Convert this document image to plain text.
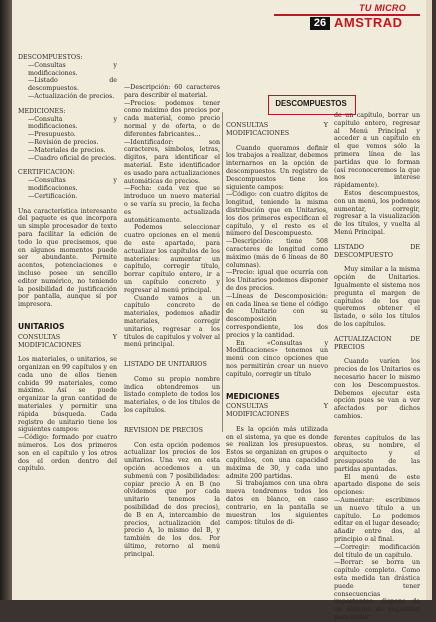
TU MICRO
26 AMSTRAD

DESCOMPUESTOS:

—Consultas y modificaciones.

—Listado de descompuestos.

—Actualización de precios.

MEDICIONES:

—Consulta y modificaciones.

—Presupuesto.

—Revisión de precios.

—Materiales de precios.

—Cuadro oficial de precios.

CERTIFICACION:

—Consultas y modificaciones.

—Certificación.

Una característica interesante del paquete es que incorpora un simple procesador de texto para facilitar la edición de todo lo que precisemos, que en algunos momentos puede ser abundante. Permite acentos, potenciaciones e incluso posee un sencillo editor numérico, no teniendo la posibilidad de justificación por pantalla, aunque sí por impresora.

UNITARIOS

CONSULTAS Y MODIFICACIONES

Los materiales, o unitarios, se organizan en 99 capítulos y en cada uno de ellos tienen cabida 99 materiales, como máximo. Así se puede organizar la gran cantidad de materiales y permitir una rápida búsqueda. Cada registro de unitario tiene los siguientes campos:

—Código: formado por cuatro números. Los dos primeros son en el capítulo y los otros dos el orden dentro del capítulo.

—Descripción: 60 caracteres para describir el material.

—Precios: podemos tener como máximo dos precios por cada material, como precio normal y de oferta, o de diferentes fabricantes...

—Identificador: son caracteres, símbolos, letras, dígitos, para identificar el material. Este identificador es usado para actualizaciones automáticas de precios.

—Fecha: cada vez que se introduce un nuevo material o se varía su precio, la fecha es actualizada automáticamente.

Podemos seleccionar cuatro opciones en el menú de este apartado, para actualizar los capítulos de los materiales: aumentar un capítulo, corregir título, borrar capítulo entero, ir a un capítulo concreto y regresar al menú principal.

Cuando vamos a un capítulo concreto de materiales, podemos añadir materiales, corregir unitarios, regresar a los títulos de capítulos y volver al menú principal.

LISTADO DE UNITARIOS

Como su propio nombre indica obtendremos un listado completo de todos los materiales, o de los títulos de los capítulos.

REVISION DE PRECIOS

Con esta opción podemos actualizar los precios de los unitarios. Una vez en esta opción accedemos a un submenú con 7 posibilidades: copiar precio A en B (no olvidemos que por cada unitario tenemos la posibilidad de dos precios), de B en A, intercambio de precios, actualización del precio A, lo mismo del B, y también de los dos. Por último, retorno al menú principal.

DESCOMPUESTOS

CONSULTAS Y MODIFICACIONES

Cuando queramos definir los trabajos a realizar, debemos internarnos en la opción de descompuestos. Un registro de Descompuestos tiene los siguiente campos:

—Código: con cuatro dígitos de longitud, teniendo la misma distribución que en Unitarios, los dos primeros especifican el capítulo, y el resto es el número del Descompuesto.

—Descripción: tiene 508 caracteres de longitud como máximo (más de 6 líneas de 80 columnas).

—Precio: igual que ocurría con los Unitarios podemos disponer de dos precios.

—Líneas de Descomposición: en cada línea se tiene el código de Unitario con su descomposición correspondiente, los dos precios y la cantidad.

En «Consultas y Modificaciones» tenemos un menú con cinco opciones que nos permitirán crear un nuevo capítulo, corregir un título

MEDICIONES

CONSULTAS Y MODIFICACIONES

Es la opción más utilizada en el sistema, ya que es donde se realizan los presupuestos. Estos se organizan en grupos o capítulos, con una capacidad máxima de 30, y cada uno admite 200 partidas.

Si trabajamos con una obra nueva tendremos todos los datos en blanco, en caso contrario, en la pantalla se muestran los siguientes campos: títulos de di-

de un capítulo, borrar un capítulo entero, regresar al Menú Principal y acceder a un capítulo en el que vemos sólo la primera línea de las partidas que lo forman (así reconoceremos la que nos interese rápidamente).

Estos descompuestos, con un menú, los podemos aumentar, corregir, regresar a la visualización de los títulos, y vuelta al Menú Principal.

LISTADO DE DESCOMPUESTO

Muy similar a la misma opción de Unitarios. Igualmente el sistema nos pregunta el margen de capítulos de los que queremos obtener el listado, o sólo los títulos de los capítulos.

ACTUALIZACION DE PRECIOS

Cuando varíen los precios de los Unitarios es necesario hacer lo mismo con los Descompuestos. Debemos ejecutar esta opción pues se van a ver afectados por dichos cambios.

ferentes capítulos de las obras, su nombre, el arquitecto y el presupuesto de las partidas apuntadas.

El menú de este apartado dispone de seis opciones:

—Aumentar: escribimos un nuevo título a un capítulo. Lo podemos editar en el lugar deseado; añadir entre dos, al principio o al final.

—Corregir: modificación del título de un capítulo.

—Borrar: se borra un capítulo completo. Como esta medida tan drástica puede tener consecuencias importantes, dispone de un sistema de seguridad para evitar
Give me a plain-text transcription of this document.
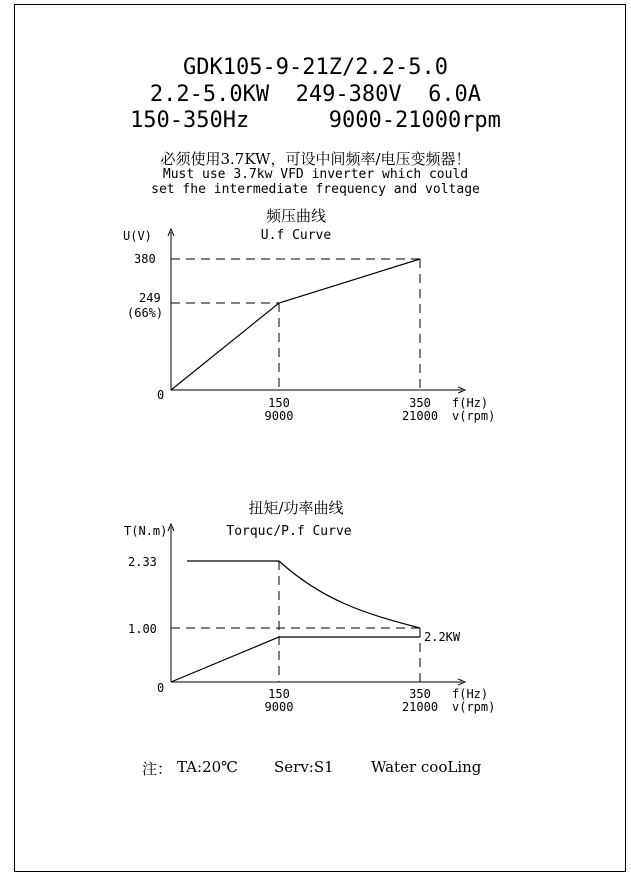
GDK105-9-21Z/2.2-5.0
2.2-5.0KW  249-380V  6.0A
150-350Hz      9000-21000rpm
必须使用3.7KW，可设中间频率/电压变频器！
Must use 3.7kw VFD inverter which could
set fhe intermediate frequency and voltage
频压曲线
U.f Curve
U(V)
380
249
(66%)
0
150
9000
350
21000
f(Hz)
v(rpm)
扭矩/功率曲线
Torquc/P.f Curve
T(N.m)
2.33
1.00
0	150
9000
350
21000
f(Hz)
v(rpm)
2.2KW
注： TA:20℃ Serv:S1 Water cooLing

→ EXERCISE GOAL
With pictures omitted, copy exactly the lines from the one containing "Give me a plain-text" through the final line of the listing, both included.

→ FINISHED EXERCISE
Give me a plain-text transcription of this document.
GDK105-9-21Z/2.2-5.0
2.2-5.0KW  249-380V  6.0A
150-350Hz      9000-21000rpm
必须使用3.7KW，可设中间频率/电压变频器！
Must use 3.7kw VFD inverter which could
set fhe intermediate frequency and voltage
频压曲线
U.f Curve
U(V)
380
249
(66%)
0
150
9000
350
21000
f(Hz)
v(rpm)
扭矩/功率曲线
Torquc/P.f Curve
T(N.m)
2.33
1.00
0	150
9000
350
21000
f(Hz)
v(rpm)
2.2KW
注： TA:20℃ Serv:S1 Water cooLing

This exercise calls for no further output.